>>>>>
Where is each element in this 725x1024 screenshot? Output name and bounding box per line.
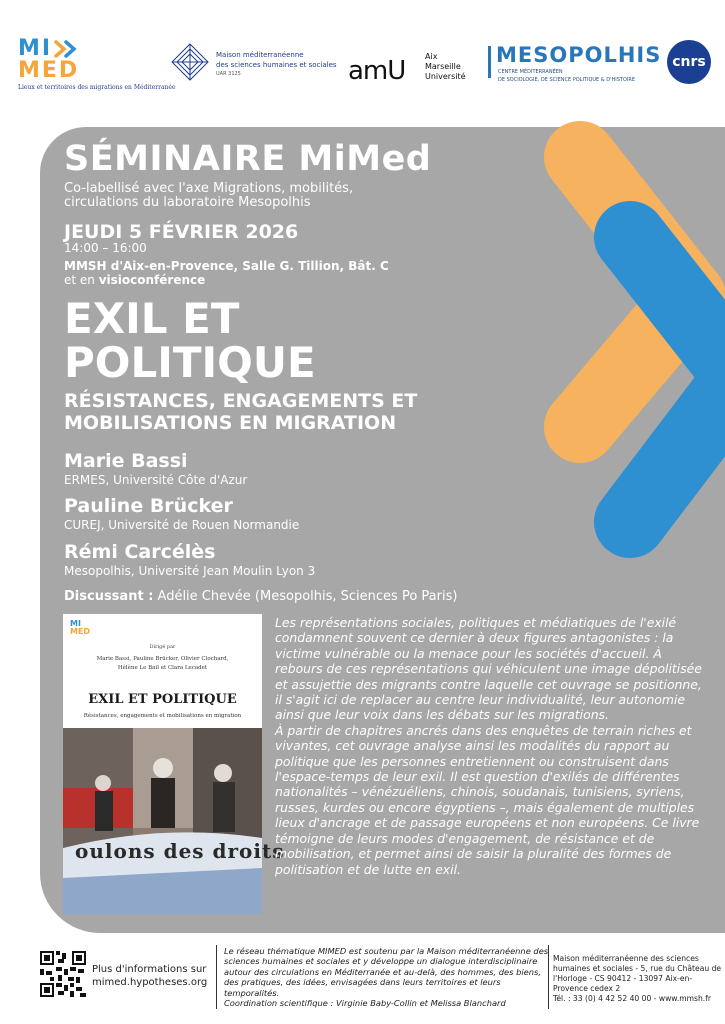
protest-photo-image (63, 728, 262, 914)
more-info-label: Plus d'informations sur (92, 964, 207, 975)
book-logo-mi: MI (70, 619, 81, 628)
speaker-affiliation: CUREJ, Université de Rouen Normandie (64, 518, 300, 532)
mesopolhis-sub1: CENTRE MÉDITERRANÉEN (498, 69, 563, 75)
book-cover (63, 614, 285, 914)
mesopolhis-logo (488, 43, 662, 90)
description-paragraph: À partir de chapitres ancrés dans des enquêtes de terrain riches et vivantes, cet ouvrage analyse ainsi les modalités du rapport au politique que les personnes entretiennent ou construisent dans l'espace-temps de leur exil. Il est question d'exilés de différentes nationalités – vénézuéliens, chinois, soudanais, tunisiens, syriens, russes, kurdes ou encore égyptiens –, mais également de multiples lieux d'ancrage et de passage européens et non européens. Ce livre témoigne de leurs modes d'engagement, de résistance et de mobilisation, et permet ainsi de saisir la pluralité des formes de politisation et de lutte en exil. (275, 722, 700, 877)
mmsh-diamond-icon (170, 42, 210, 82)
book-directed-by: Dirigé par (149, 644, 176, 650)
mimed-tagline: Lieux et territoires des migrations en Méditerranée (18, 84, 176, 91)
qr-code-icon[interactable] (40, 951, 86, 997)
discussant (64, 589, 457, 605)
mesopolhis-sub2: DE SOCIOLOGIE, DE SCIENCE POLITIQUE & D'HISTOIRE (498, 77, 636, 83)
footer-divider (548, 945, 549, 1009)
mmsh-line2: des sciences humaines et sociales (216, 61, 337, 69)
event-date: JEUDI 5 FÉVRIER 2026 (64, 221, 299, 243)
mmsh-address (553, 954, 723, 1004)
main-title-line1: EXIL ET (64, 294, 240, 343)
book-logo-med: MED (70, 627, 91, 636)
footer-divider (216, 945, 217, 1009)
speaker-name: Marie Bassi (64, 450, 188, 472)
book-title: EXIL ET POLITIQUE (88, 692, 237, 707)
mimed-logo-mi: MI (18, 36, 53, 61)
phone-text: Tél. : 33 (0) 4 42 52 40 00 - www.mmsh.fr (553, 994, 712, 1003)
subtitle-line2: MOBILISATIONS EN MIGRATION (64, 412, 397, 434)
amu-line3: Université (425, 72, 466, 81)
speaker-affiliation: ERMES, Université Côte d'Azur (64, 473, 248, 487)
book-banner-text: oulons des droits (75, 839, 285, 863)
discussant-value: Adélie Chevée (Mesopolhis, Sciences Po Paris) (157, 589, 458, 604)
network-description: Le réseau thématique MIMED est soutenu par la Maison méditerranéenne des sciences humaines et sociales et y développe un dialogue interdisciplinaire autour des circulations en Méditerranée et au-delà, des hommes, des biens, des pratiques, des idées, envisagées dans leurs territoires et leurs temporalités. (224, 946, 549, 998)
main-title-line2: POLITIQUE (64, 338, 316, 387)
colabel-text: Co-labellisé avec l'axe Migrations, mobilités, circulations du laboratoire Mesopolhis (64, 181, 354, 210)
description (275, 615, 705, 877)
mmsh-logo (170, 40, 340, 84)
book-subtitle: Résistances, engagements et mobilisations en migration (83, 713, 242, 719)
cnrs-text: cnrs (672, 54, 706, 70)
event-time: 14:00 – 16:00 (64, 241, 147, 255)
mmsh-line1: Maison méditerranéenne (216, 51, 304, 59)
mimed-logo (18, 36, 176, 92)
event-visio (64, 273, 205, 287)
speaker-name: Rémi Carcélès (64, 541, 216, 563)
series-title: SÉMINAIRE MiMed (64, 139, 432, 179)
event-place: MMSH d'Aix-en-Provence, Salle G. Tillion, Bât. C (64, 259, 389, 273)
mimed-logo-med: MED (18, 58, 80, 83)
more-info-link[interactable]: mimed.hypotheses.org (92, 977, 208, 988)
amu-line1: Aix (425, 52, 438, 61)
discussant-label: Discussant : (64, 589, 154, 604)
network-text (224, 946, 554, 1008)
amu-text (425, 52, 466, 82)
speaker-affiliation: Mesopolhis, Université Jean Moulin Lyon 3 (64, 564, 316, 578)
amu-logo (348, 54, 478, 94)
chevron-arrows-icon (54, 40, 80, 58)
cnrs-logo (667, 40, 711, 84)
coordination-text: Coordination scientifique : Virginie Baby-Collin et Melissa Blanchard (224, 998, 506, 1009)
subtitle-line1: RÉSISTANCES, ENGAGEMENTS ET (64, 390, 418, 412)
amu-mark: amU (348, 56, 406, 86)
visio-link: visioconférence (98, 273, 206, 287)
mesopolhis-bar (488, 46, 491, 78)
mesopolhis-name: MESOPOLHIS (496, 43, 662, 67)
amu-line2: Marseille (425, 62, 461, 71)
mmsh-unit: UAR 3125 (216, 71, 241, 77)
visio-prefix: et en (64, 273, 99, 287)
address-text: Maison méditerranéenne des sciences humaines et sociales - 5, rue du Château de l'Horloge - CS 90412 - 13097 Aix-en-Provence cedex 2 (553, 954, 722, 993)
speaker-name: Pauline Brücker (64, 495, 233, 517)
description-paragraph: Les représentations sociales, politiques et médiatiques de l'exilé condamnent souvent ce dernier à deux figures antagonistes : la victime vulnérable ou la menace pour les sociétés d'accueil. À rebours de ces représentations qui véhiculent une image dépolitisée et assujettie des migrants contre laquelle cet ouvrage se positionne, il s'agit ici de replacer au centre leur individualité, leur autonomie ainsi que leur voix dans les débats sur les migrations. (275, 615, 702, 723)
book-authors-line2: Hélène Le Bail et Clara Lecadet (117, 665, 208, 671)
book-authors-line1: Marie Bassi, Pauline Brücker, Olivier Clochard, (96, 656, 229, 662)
<<<<<
* WHAT YOU NEED TO DO
Please render every line of the records above as a Markdown table with two columns, Number and Entry, numbering the rows and skipping any blank lines. Leave the pictures out of the table.

* EXERCISE ANSWER
| Number | Entry |
|---|---|
| 1 | Where is each element in this 725x1024 screenshot? Output name and bounding box per line. |
| 2 | protest-photo-image (63, 728, 262, 914) |
| 3 | more-info-label: Plus d'informations sur (92, 964, 207, 975) |
| 4 | book-logo-mi: MI (70, 619, 81, 628) |
| 5 | speaker-affiliation: CUREJ, Université de Rouen Normandie (64, 518, 300, 532) |
| 6 | mesopolhis-sub1: CENTRE MÉDITERRANÉEN (498, 69, 563, 75) |
| 7 | book-cover (63, 614, 285, 914) |
| 8 | mesopolhis-logo (488, 43, 662, 90) |
| 9 | description-paragraph: À partir de chapitres ancrés dans des enquêtes de terrain riches et vivantes, cet ouvrage analyse ainsi les modalités du rapport au politique que les personnes entretiennent ou construisent dans l'espace-temps de leur exil. Il est question d'exilés de différentes nationalités – vénézuéliens, chinois, soudanais, tunisiens, syriens, russes, kurdes ou encore égyptiens –, mais également de multiples lieux d'ancrage et de passage européens et non européens. Ce livre témoigne de leurs modes d'engagement, de résistance et de mobilisation, et permet ainsi de saisir la pluralité des formes de politisation et de lutte en exil. (275, 722, 700, 877) |
| 10 | mmsh-diamond-icon (170, 42, 210, 82) |
| 11 | book-directed-by: Dirigé par (149, 644, 176, 650) |
| 12 | mimed-tagline: Lieux et territoires des migrations en Méditerranée (18, 84, 176, 91) |
| 13 | qr-code-icon[interactable] (40, 951, 86, 997) |
| 14 | discussant (64, 589, 457, 605) |
| 15 | mesopolhis-sub2: DE SOCIOLOGIE, DE SCIENCE POLITIQUE & D'HISTOIRE (498, 77, 636, 83) |
| 16 | footer-divider (548, 945, 549, 1009) |
| 17 | mmsh-line2: des sciences humaines et sociales (216, 61, 337, 69) |
| 18 | event-date: JEUDI 5 FÉVRIER 2026 (64, 221, 299, 243) |
| 19 | mmsh-address (553, 954, 723, 1004) |
| 20 | main-title-line1: EXIL ET (64, 294, 240, 343) |
| 21 | book-logo-med: MED (70, 627, 91, 636) |
| 22 | footer-divider (216, 945, 217, 1009) |
| 23 | speaker-name: Marie Bassi (64, 450, 188, 472) |
| 24 | book-title: EXIL ET POLITIQUE (88, 692, 237, 707) |
| 25 | mimed-logo-mi: MI (18, 36, 53, 61) |
| 26 | phone-text: Tél. : 33 (0) 4 42 52 40 00 - www.mmsh.fr (553, 994, 712, 1003) |
| 27 | subtitle-line2: MOBILISATIONS EN MIGRATION (64, 412, 397, 434) |
| 28 | amu-line3: Université (425, 72, 466, 81) |
| 29 | speaker-affiliation: ERMES, Université Côte d'Azur (64, 473, 248, 487) |
| 30 | book-banner-text: oulons des droits (75, 839, 285, 863) |
| 31 | discussant-value: Adélie Chevée (Mesopolhis, Sciences Po Paris) (157, 589, 458, 604) |
| 32 | network-description: Le réseau thématique MIMED est soutenu par la Maison méditerranéenne des sciences humaines et sociales et y développe un dialogue interdisciplinaire autour des circulations en Méditerranée et au-delà, des hommes, des biens, des pratiques, des idées, envisagées dans leurs territoires et leurs temporalités. (224, 946, 549, 998) |
| 33 | main-title-line2: POLITIQUE (64, 338, 316, 387) |
| 34 | colabel-text: Co-labellisé avec l'axe Migrations, mobilités, circulations du laboratoire Mesopolhis (64, 181, 354, 210) |
| 35 | description (275, 615, 705, 877) |
| 36 | mmsh-logo (170, 40, 340, 84) |
| 37 | book-subtitle: Résistances, engagements et mobilisations en migration (83, 713, 242, 719) |
| 38 | cnrs-text: cnrs (672, 54, 706, 70) |
| 39 | event-time: 14:00 – 16:00 (64, 241, 147, 255) |
| 40 | mmsh-line1: Maison méditerranéenne (216, 51, 304, 59) |
| 41 | mimed-logo (18, 36, 176, 92) |
| 42 | event-visio (64, 273, 205, 287) |
| 43 | speaker-name: Rémi Carcélès (64, 541, 216, 563) |
| 44 | series-title: SÉMINAIRE MiMed (64, 139, 432, 179) |
| 45 | event-place: MMSH d'Aix-en-Provence, Salle G. Tillion, Bât. C (64, 259, 389, 273) |
| 46 | mimed-logo-med: MED (18, 58, 80, 83) |
| 47 | more-info-link[interactable]: mimed.hypotheses.org (92, 977, 208, 988) |
| 48 | amu-line1: Aix (425, 52, 438, 61) |
| 49 | discussant-label: Discussant : (64, 589, 154, 604) |
| 50 | network-text (224, 946, 554, 1008) |
| 51 | amu-text (425, 52, 466, 82) |
| 52 | speaker-affiliation: Mesopolhis, Université Jean Moulin Lyon 3 (64, 564, 316, 578) |
| 53 | amu-logo (348, 54, 478, 94) |
| 54 | chevron-arrows-icon (54, 40, 80, 58) |
| 55 | cnrs-logo (667, 40, 711, 84) |
| 56 | coordination-text: Coordination scientifique : Virginie Baby-Collin et Melissa Blanchard (224, 998, 506, 1009) |
| 57 | subtitle-line1: RÉSISTANCES, ENGAGEMENTS ET (64, 390, 418, 412) |
| 58 | amu-mark: amU (348, 56, 406, 86) |
| 59 | visio-link: visioconférence (98, 273, 206, 287) |
| 60 | mesopolhis-bar (488, 46, 491, 78) |
| 61 | mesopolhis-name: MESOPOLHIS (496, 43, 662, 67) |
| 62 | amu-line2: Marseille (425, 62, 461, 71) |
| 63 | mmsh-unit: UAR 3125 (216, 71, 241, 77) |
| 64 | visio-prefix: et en (64, 273, 99, 287) |
| 65 | address-text: Maison méditerranéenne des sciences humaines et sociales - 5, rue du Château de l'Horloge - CS 90412 - 13097 Aix-en-Provence cedex 2 (553, 954, 722, 993) |
| 66 | speaker-name: Pauline Brücker (64, 495, 233, 517) |
| 67 | description-paragraph: Les représentations sociales, politiques et médiatiques de l'exilé condamnent souvent ce dernier à deux figures antagonistes : la victime vulnérable ou la menace pour les sociétés d'accueil. À rebours de ces représentations qui véhiculent une image dépolitisée et assujettie des migrants contre laquelle cet ouvrage se positionne, il s'agit ici de replacer au centre leur individualité, leur autonomie ainsi que leur voix dans les débats sur les migrations. (275, 615, 702, 723) |
| 68 | book-authors-line2: Hélène Le Bail et Clara Lecadet (117, 665, 208, 671) |
| 69 | book-authors-line1: Marie Bassi, Pauline Brücker, Olivier Clochard, (96, 656, 229, 662) |